» **THE REQUEST**
Copy all lines of the listing that include the string "militaire".
━━━━━ MATERIAL FOR THIS TASK
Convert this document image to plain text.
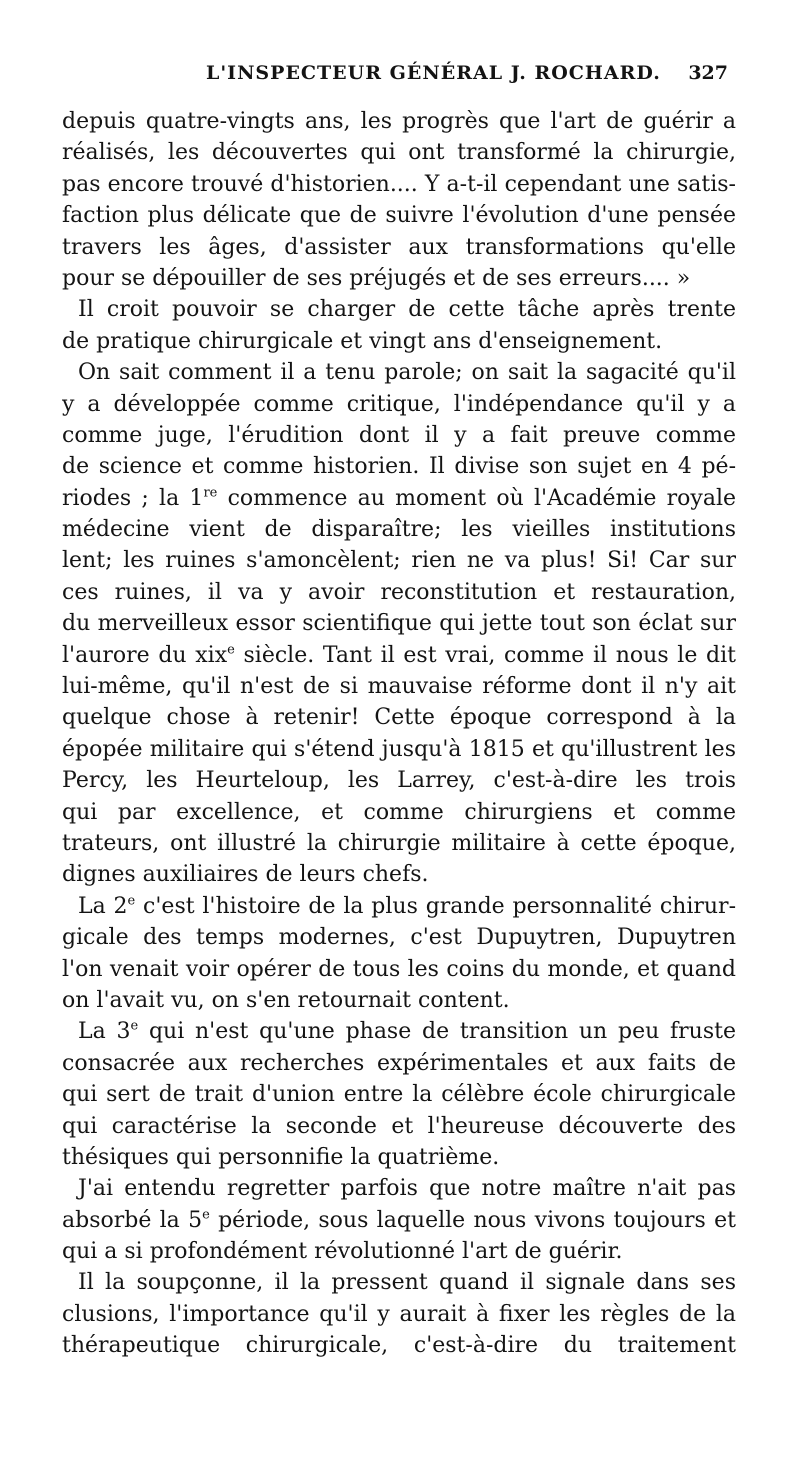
L'INSPECTEUR GÉNÉRAL J. ROCHARD. 327
depuis quatre-vingts ans, les progrès que l'art de guérir a
réalisés, les découvertes qui ont transformé la chirurgie,
pas encore trouvé d'historien.... Y a-t-il cependant une satis-
faction plus délicate que de suivre l'évolution d'une pensée
travers les âges, d'assister aux transformations qu'elle
pour se dépouiller de ses préjugés et de ses erreurs.... »
Il croit pouvoir se charger de cette tâche après trente
de pratique chirurgicale et vingt ans d'enseignement.
On sait comment il a tenu parole; on sait la sagacité qu'il
y a développée comme critique, l'indépendance qu'il y a
comme juge, l'érudition dont il y a fait preuve comme
de science et comme historien. Il divise son sujet en 4 pé-
riodes ; la 1re commence au moment où l'Académie royale
médecine vient de disparaître; les vieilles institutions
lent; les ruines s'amoncèlent; rien ne va plus! Si! Car sur
ces ruines, il va y avoir reconstitution et restauration,
du merveilleux essor scientifique qui jette tout son éclat sur
l'aurore du xix$^e$ siècle. Tant il est vrai, comme il nous le dit
lui-même, qu'il n'est de si mauvaise réforme dont il n'y ait
quelque chose à retenir! Cette époque correspond à la
épopée militaire qui s'étend jusqu'à 1815 et qu'illustrent les
Percy, les Heurteloup, les Larrey, c'est-à-dire les trois
qui par excellence, et comme chirurgiens et comme
trateurs, ont illustré la chirurgie militaire à cette époque,
dignes auxiliaires de leurs chefs.
La 2e c'est l'histoire de la plus grande personnalité chirur-
gicale des temps modernes, c'est Dupuytren, Dupuytren
l'on venait voir opérer de tous les coins du monde, et quand
on l'avait vu, on s'en retournait content.
La 3e qui n'est qu'une phase de transition un peu fruste
consacrée aux recherches expérimentales et aux faits de
qui sert de trait d'union entre la célèbre école chirurgicale
qui caractérise la seconde et l'heureuse découverte des
thésiques qui personnifie la quatrième.
J'ai entendu regretter parfois que notre maître n'ait pas
absorbé la 5e période, sous laquelle nous vivons toujours et
qui a si profondément révolutionné l'art de guérir.
Il la soupçonne, il la pressent quand il signale dans ses
clusions, l'importance qu'il y aurait à fixer les règles de la
thérapeutique chirurgicale, c'est-à-dire du traitement
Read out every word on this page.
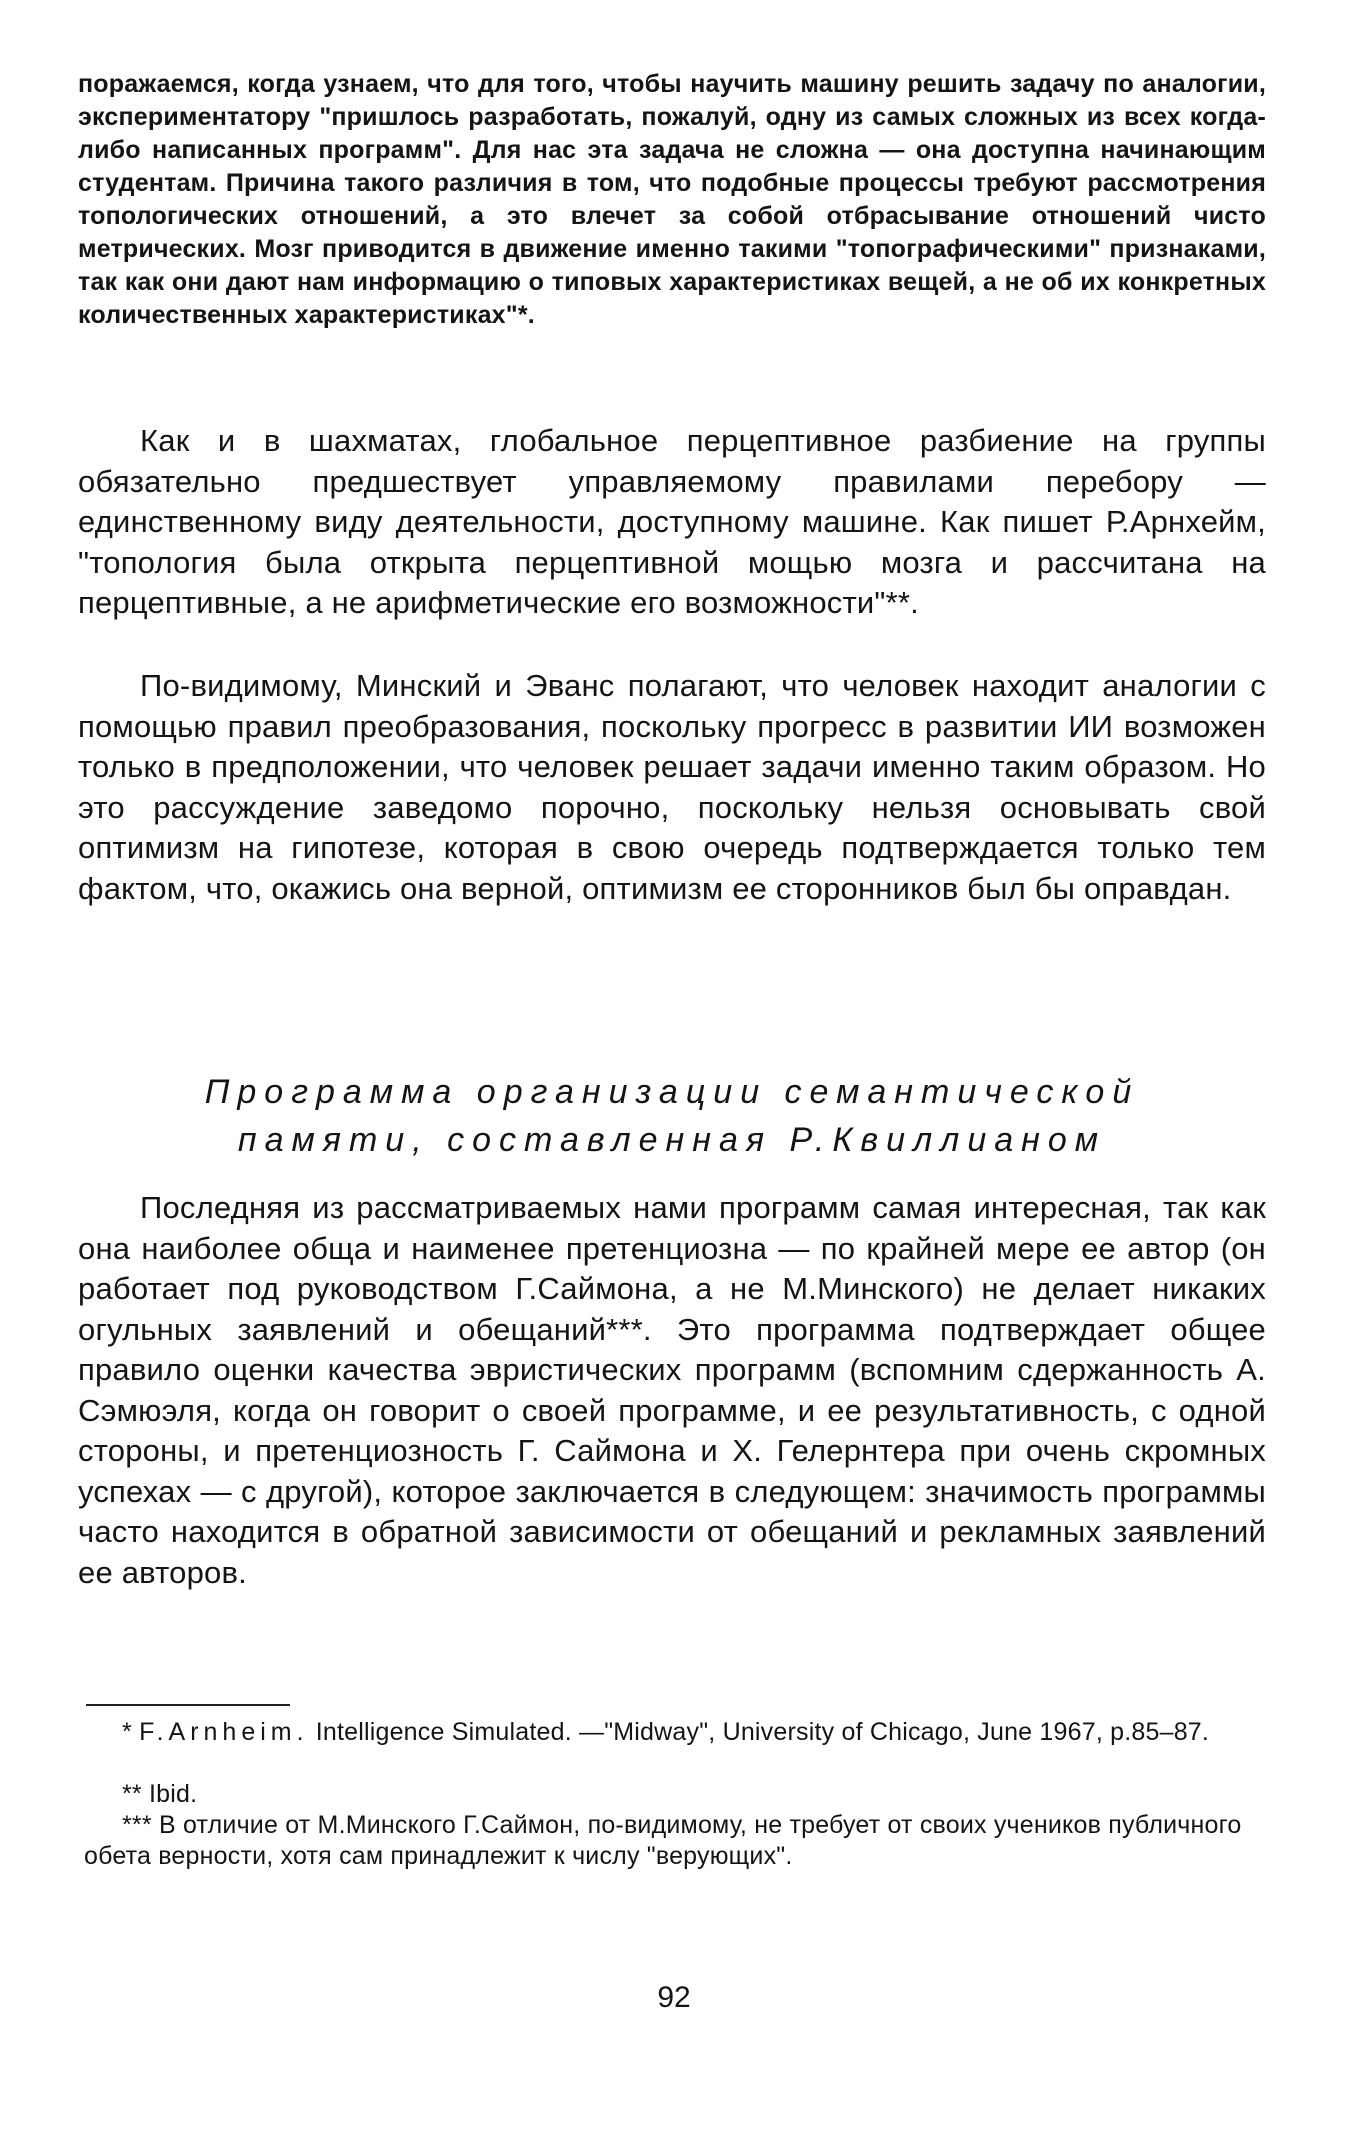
поражаемся, когда узнаем, что для того, чтобы научить машину решить задачу по аналогии, экспериментатору "пришлось разработать, пожалуй, одну из самых сложных из всех когда-либо написанных программ". Для нас эта задача не сложна — она доступна начинающим студентам. Причина такого различия в том, что подобные процессы требуют рассмотрения топологических отношений, а это влечет за собой отбрасывание отношений чисто метрических. Мозг приводится в движение именно такими "топографическими" признаками, так как они дают нам информацию о типовых характеристиках вещей, а не об их конкретных количественных характеристиках"*.

Как и в шахматах, глобальное перцептивное разбиение на группы обязательно предшествует управляемому правилами перебору — единственному виду деятельности, доступному машине. Как пишет Р.Арнхейм, "топология была открыта перцептивной мощью мозга и рассчитана на перцептивные, а не арифметические его возможности"**.

По-видимому, Минский и Эванс полагают, что человек находит аналогии с помощью правил преобразования, поскольку прогресс в развитии ИИ возможен только в предположении, что человек решает задачи именно таким образом. Но это рассуждение заведомо порочно, поскольку нельзя основывать свой оптимизм на гипотезе, которая в свою очередь подтверждается только тем фактом, что, окажись она верной, оптимизм ее сторонников был бы оправдан.

Программа организации семантической
памяти, составленная Р.Квиллианом

Последняя из рассматриваемых нами программ самая интересная, так как она наиболее обща и наименее претенциозна — по крайней мере ее автор (он работает под руководством Г.Саймона, а не М.Минского) не делает никаких огульных заявлений и обещаний***. Это программа подтверждает общее правило оценки качества эвристических программ (вспомним сдержанность А. Сэмюэля, когда он говорит о своей программе, и ее результативность, с одной стороны, и претенциозность Г. Саймона и Х. Гелернтера при очень скромных успехах — с другой), которое заключается в следующем: значимость программы часто находится в обратной зависимости от обещаний и рекламных заявлений ее авторов.

* F.Arnheim. Intelligence Simulated. —"Midway", University of Chicago, June 1967, p.85–87.

** Ibid.

*** В отличие от М.Минского Г.Саймон, по-видимому, не требует от своих учеников публичного обета верности, хотя сам принадлежит к числу "верующих".

92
━━━━━━━━━━
» **REPLY TO THE TASK**
épopée militaire qui s'étend jusqu'à 1815 et qu'illustrent les
trateurs, ont illustré la chirurgie militaire à cette époque,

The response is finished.